▶ _Instructions to follow_
Omit the images, then output each of the records below exactly.

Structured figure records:
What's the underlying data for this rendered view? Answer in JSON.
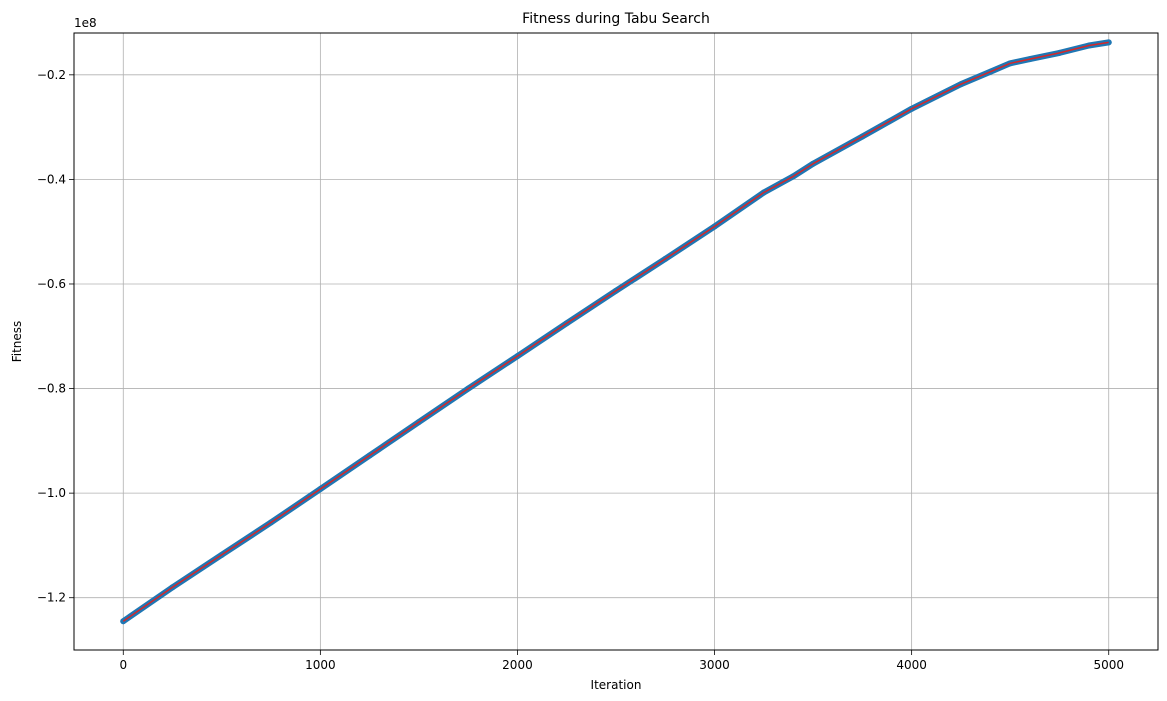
{
  "chart_data": {
    "type": "line",
    "title": "Fitness during Tabu Search",
    "xlabel": "Iteration",
    "ylabel": "Fitness",
    "y_offset_label": "1e8",
    "xlim": [
      -250,
      5250
    ],
    "ylim": [
      -1.3,
      -0.12
    ],
    "x_ticks": [
      0,
      1000,
      2000,
      3000,
      4000,
      5000
    ],
    "x_tick_labels": [
      "0",
      "1000",
      "2000",
      "3000",
      "4000",
      "5000"
    ],
    "y_ticks": [
      -1.2,
      -1.0,
      -0.8,
      -0.6,
      -0.4,
      -0.2
    ],
    "y_tick_labels": [
      "−1.2",
      "−1.0",
      "−0.8",
      "−0.6",
      "−0.4",
      "−0.2"
    ],
    "grid": true,
    "series": [
      {
        "color": "#1f77b4",
        "marker": "circle",
        "x": [
          0,
          250,
          500,
          750,
          1000,
          1250,
          1500,
          1750,
          2000,
          2250,
          2500,
          2750,
          3000,
          3250,
          3400,
          3500,
          3750,
          4000,
          4250,
          4400,
          4500,
          4600,
          4750,
          4900,
          5000
        ],
        "y": [
          -1.245,
          -1.18,
          -1.118,
          -1.056,
          -0.992,
          -0.928,
          -0.864,
          -0.8,
          -0.738,
          -0.675,
          -0.613,
          -0.552,
          -0.49,
          -0.425,
          -0.394,
          -0.37,
          -0.318,
          -0.265,
          -0.218,
          -0.194,
          -0.178,
          -0.17,
          -0.158,
          -0.144,
          -0.138
        ]
      },
      {
        "color": "#d62728",
        "marker": "none",
        "x": [
          0,
          250,
          500,
          750,
          1000,
          1250,
          1500,
          1750,
          2000,
          2250,
          2500,
          2750,
          3000,
          3250,
          3400,
          3500,
          3750,
          4000,
          4250,
          4400,
          4500,
          4600,
          4750,
          4900,
          5000
        ],
        "y": [
          -1.245,
          -1.18,
          -1.118,
          -1.056,
          -0.992,
          -0.928,
          -0.864,
          -0.8,
          -0.738,
          -0.675,
          -0.613,
          -0.552,
          -0.49,
          -0.425,
          -0.394,
          -0.37,
          -0.318,
          -0.265,
          -0.218,
          -0.194,
          -0.178,
          -0.17,
          -0.158,
          -0.144,
          -0.138
        ]
      }
    ]
  }
}
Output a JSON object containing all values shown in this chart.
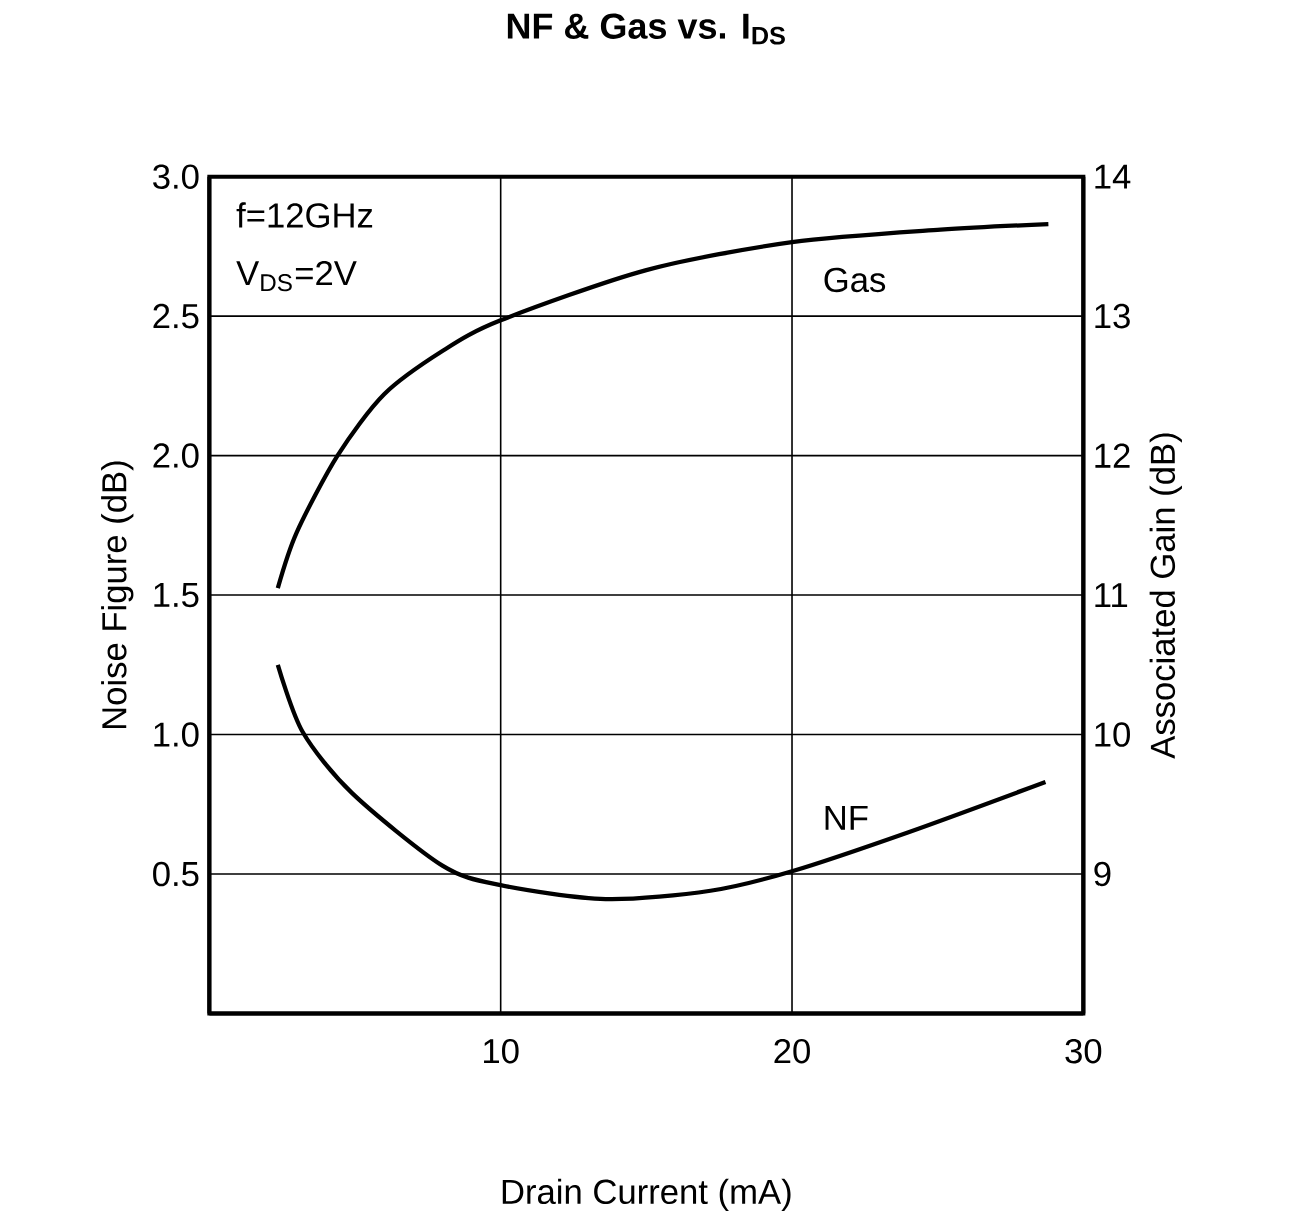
{
  "chart_data": {
    "type": "line",
    "title": "NF & Gas vs. I$_{DS}$",
    "xlabel": "Drain Current (mA)",
    "ylabel": "Noise Figure (dB)",
    "y2label": "Associated Gain (dB)",
    "annotations": [
      "f=12GHz",
      "V$_{DS}$=2V"
    ],
    "xlim": [
      0,
      30
    ],
    "xticks": [
      10,
      20,
      30
    ],
    "ylim": [
      0,
      3
    ],
    "yticks": [
      {
        "value": 0.5,
        "label": "0.5"
      },
      {
        "value": 1,
        "label": "1.0"
      },
      {
        "value": 1.5,
        "label": "1.5"
      },
      {
        "value": 2,
        "label": "2.0"
      },
      {
        "value": 2.5,
        "label": "2.5"
      },
      {
        "value": 3,
        "label": "3.0"
      }
    ],
    "y2lim": [
      8,
      14
    ],
    "y2ticks": [
      9,
      10,
      11,
      12,
      13,
      14
    ],
    "grid": true,
    "series": [
      {
        "name": "NF",
        "color": "#000000",
        "x": [
          2.35,
          3.2,
          4.9,
          8,
          10,
          13.6,
          17.2,
          20,
          24,
          28.7
        ],
        "values": [
          1.25,
          1.01,
          0.79,
          0.53,
          0.46,
          0.41,
          0.44,
          0.51,
          0.65,
          0.83
        ]
      },
      {
        "name": "Gas",
        "color": "#000000",
        "axis": "y2",
        "x": [
          2.35,
          3,
          4.4,
          6,
          8,
          10,
          15,
          20,
          25.1,
          28.8
        ],
        "values": [
          11.05,
          11.45,
          12.0,
          12.44,
          12.75,
          12.97,
          13.33,
          13.53,
          13.62,
          13.66
        ]
      }
    ]
  }
}
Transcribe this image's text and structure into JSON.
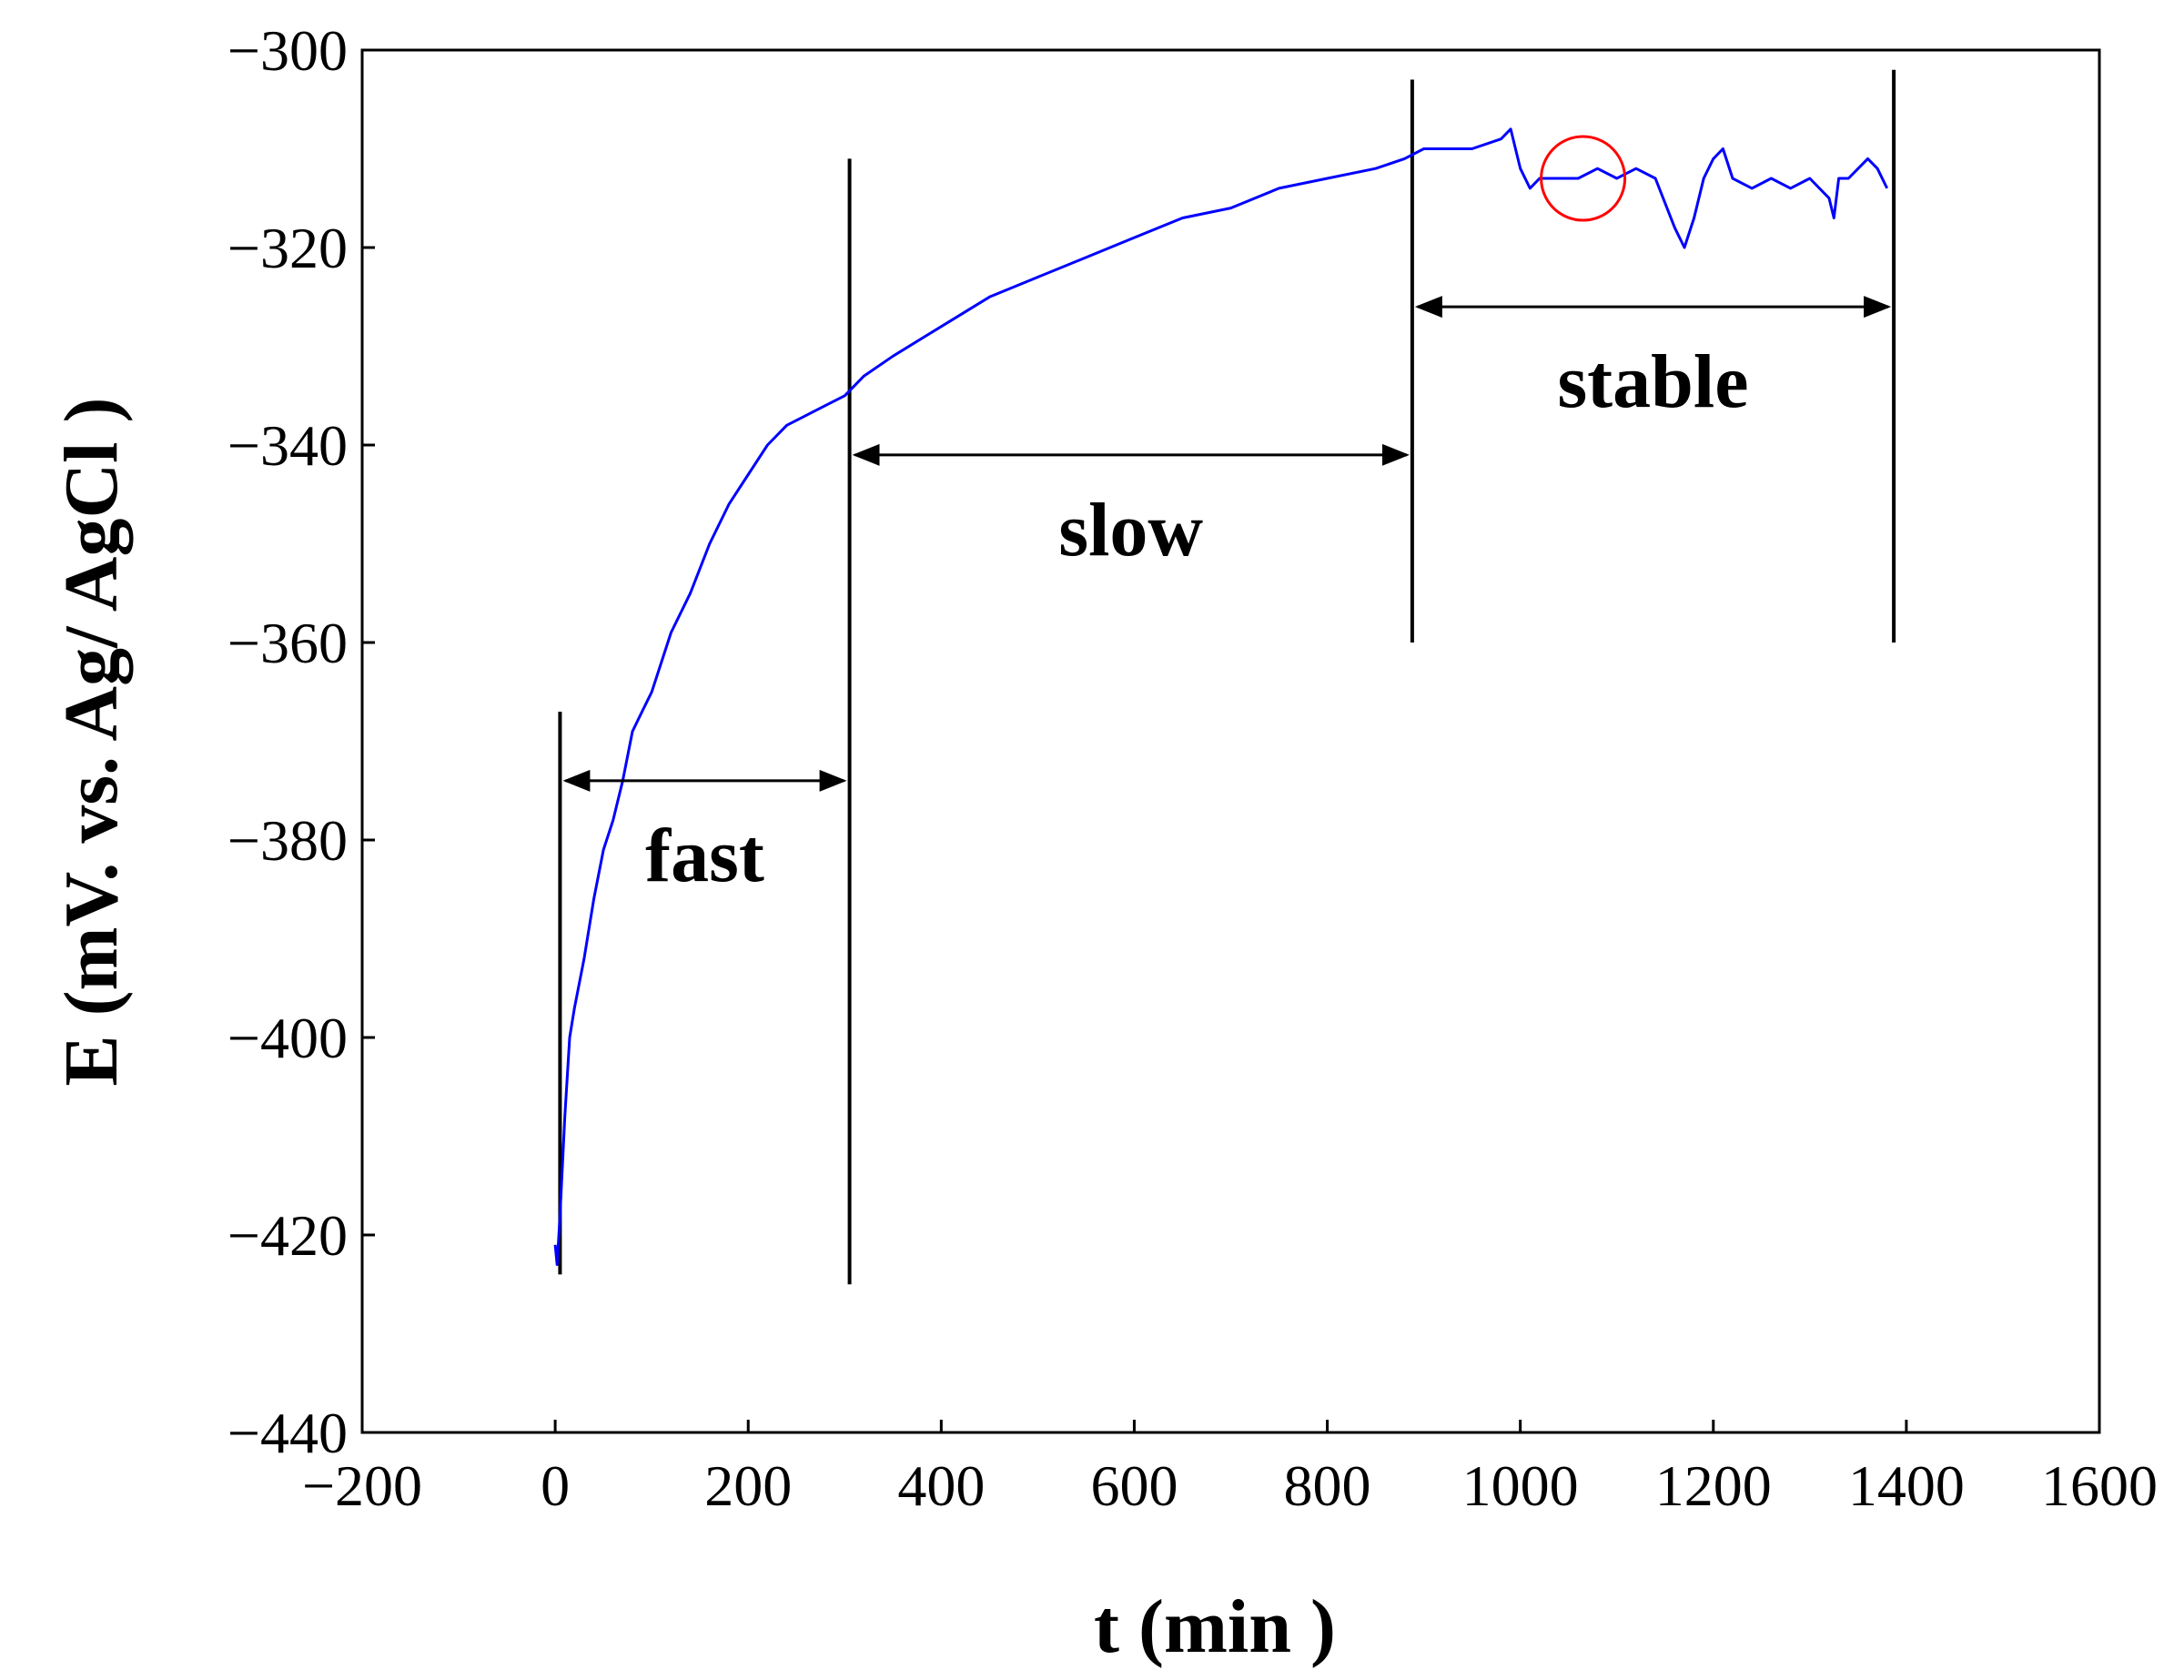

▶ _Full output_
What's the underlying data for this rendered view? Answer in JSON.
{
  "chart_data": {
    "type": "line",
    "title": "Fitness during Tabu Search",
    "xlabel": "Iteration",
    "ylabel": "Fitness",
    "y_offset_label": "1e8",
    "xlim": [
      -250,
      5250
    ],
    "ylim": [
      -1.3,
      -0.12
    ],
    "x_ticks": [
      0,
      1000,
      2000,
      3000,
      4000,
      5000
    ],
    "x_tick_labels": [
      "0",
      "1000",
      "2000",
      "3000",
      "4000",
      "5000"
    ],
    "y_ticks": [
      -1.2,
      -1.0,
      -0.8,
      -0.6,
      -0.4,
      -0.2
    ],
    "y_tick_labels": [
      "−1.2",
      "−1.0",
      "−0.8",
      "−0.6",
      "−0.4",
      "−0.2"
    ],
    "grid": true,
    "series": [
      {
        "color": "#1f77b4",
        "marker": "circle",
        "x": [
          0,
          250,
          500,
          750,
          1000,
          1250,
          1500,
          1750,
          2000,
          2250,
          2500,
          2750,
          3000,
          3250,
          3400,
          3500,
          3750,
          4000,
          4250,
          4400,
          4500,
          4600,
          4750,
          4900,
          5000
        ],
        "y": [
          -1.245,
          -1.18,
          -1.118,
          -1.056,
          -0.992,
          -0.928,
          -0.864,
          -0.8,
          -0.738,
          -0.675,
          -0.613,
          -0.552,
          -0.49,
          -0.425,
          -0.394,
          -0.37,
          -0.318,
          -0.265,
          -0.218,
          -0.194,
          -0.178,
          -0.17,
          -0.158,
          -0.144,
          -0.138
        ]
      },
      {
        "color": "#d62728",
        "marker": "none",
        "x": [
          0,
          250,
          500,
          750,
          1000,
          1250,
          1500,
          1750,
          2000,
          2250,
          2500,
          2750,
          3000,
          3250,
          3400,
          3500,
          3750,
          4000,
          4250,
          4400,
          4500,
          4600,
          4750,
          4900,
          5000
        ],
        "y": [
          -1.245,
          -1.18,
          -1.118,
          -1.056,
          -0.992,
          -0.928,
          -0.864,
          -0.8,
          -0.738,
          -0.675,
          -0.613,
          -0.552,
          -0.49,
          -0.425,
          -0.394,
          -0.37,
          -0.318,
          -0.265,
          -0.218,
          -0.194,
          -0.178,
          -0.17,
          -0.158,
          -0.144,
          -0.138
        ]
      }
    ]
  }
}
Output a JSON object containing all values shown in this chart.
{
  "chart_data": {
    "type": "line",
    "title": "NF & Gas vs. I$_{DS}$",
    "xlabel": "Drain Current (mA)",
    "ylabel": "Noise Figure (dB)",
    "y2label": "Associated Gain (dB)",
    "annotations": [
      "f=12GHz",
      "V$_{DS}$=2V"
    ],
    "xlim": [
      0,
      30
    ],
    "xticks": [
      10,
      20,
      30
    ],
    "ylim": [
      0,
      3
    ],
    "yticks": [
      {
        "value": 0.5,
        "label": "0.5"
      },
      {
        "value": 1,
        "label": "1.0"
      },
      {
        "value": 1.5,
        "label": "1.5"
      },
      {
        "value": 2,
        "label": "2.0"
      },
      {
        "value": 2.5,
        "label": "2.5"
      },
      {
        "value": 3,
        "label": "3.0"
      }
    ],
    "y2lim": [
      8,
      14
    ],
    "y2ticks": [
      9,
      10,
      11,
      12,
      13,
      14
    ],
    "grid": true,
    "series": [
      {
        "name": "NF",
        "color": "#000000",
        "x": [
          2.35,
          3.2,
          4.9,
          8,
          10,
          13.6,
          17.2,
          20,
          24,
          28.7
        ],
        "values": [
          1.25,
          1.01,
          0.79,
          0.53,
          0.46,
          0.41,
          0.44,
          0.51,
          0.65,
          0.83
        ]
      },
      {
        "name": "Gas",
        "color": "#000000",
        "axis": "y2",
        "x": [
          2.35,
          3,
          4.4,
          6,
          8,
          10,
          15,
          20,
          25.1,
          28.8
        ],
        "values": [
          11.05,
          11.45,
          12.0,
          12.44,
          12.75,
          12.97,
          13.33,
          13.53,
          13.62,
          13.66
        ]
      }
    ]
  }
}
Transcribe this image's text and structure into JSON.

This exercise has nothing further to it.